● What is required
Copy every line of the data that includes the string "down".
begin Supplied information
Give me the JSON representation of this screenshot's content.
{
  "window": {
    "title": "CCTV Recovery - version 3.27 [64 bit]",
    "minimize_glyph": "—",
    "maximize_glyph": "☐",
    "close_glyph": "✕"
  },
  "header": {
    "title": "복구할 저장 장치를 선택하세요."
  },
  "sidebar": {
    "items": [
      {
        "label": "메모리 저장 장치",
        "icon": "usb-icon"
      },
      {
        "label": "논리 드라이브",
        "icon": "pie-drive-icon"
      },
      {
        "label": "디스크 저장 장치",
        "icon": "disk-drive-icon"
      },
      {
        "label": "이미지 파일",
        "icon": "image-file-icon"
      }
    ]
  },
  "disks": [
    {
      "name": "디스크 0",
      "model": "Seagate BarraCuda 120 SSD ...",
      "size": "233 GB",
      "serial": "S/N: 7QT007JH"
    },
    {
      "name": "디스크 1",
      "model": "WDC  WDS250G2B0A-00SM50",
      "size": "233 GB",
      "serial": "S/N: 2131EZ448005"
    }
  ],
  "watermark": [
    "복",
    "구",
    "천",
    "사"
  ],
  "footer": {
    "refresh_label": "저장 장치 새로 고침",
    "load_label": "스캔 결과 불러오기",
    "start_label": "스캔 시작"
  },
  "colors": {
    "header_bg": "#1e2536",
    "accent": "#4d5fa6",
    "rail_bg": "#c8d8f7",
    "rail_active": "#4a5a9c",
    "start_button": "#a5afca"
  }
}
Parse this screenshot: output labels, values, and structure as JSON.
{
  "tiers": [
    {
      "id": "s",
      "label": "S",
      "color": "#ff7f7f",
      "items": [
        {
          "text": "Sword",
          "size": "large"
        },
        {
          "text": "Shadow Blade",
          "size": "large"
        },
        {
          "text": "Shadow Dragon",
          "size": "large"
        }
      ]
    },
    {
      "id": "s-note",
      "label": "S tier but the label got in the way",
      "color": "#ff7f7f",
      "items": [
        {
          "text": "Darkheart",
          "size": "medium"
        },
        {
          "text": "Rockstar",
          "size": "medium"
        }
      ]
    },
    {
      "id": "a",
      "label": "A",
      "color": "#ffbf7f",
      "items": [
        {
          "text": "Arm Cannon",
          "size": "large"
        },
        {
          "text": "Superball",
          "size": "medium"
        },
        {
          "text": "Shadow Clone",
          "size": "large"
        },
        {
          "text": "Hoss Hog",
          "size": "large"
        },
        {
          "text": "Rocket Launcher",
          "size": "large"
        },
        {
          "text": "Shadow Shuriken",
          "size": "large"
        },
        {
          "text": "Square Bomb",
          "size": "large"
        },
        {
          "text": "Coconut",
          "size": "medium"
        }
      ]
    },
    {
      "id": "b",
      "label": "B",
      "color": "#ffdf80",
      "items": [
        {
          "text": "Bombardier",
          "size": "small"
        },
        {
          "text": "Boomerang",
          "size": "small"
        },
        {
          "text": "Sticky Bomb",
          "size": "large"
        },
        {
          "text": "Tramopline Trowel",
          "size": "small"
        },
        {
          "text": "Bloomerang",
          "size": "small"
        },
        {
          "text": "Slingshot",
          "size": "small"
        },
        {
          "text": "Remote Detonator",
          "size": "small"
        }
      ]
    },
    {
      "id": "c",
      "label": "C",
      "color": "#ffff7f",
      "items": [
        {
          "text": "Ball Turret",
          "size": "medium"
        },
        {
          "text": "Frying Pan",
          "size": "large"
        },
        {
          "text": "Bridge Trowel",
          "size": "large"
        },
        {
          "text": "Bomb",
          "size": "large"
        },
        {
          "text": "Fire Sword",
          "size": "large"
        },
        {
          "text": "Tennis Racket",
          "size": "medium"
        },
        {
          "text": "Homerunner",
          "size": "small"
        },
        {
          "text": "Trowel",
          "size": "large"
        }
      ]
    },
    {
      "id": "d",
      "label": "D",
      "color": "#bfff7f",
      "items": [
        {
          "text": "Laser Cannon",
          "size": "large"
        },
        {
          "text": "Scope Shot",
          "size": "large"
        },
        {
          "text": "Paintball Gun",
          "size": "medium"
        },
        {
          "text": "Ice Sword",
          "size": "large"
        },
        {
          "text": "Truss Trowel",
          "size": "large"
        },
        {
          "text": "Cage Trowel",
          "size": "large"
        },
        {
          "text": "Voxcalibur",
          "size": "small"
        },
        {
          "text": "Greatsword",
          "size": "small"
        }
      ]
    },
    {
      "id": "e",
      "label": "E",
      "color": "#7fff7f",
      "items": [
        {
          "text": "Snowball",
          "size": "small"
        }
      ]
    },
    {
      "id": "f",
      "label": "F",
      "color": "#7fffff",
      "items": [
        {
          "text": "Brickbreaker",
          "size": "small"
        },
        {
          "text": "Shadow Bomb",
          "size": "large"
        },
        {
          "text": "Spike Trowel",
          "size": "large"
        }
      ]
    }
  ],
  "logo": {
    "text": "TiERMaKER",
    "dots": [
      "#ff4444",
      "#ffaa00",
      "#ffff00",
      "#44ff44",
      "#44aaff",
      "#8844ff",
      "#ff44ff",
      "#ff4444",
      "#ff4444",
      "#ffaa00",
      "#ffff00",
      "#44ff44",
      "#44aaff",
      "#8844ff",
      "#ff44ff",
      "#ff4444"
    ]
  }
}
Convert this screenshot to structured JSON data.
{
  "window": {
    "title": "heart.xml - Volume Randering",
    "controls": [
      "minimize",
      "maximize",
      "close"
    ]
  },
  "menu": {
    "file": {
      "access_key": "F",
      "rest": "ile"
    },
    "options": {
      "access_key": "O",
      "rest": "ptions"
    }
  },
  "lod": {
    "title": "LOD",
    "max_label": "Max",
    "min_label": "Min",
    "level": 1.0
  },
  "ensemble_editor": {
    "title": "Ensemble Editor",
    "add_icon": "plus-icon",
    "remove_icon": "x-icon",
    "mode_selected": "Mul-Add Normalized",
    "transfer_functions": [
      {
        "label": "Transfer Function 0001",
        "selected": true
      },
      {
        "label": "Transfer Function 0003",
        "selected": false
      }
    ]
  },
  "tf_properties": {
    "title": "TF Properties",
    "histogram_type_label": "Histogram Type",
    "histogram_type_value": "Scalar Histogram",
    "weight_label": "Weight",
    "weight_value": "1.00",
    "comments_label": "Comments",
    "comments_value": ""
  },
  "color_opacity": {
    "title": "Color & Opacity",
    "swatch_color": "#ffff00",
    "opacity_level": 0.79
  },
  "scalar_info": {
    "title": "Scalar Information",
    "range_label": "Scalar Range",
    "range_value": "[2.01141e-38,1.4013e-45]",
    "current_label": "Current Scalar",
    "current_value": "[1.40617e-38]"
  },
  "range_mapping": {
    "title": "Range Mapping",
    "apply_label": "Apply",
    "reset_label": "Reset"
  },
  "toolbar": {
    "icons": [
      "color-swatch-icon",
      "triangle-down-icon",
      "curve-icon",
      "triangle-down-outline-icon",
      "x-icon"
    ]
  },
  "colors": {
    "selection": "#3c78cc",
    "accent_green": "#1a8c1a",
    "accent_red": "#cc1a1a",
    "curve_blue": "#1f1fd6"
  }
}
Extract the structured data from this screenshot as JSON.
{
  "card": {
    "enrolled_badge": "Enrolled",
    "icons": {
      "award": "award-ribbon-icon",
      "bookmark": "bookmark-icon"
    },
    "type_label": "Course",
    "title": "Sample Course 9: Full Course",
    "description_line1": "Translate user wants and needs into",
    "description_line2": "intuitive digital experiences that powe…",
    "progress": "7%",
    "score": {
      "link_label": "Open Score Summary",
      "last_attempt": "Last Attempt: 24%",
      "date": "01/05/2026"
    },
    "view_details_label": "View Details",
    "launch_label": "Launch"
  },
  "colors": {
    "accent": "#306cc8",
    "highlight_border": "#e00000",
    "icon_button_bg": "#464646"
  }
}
end Supplied information
● The response
      "triangle-down-icon",
      "triangle-down-outline-icon",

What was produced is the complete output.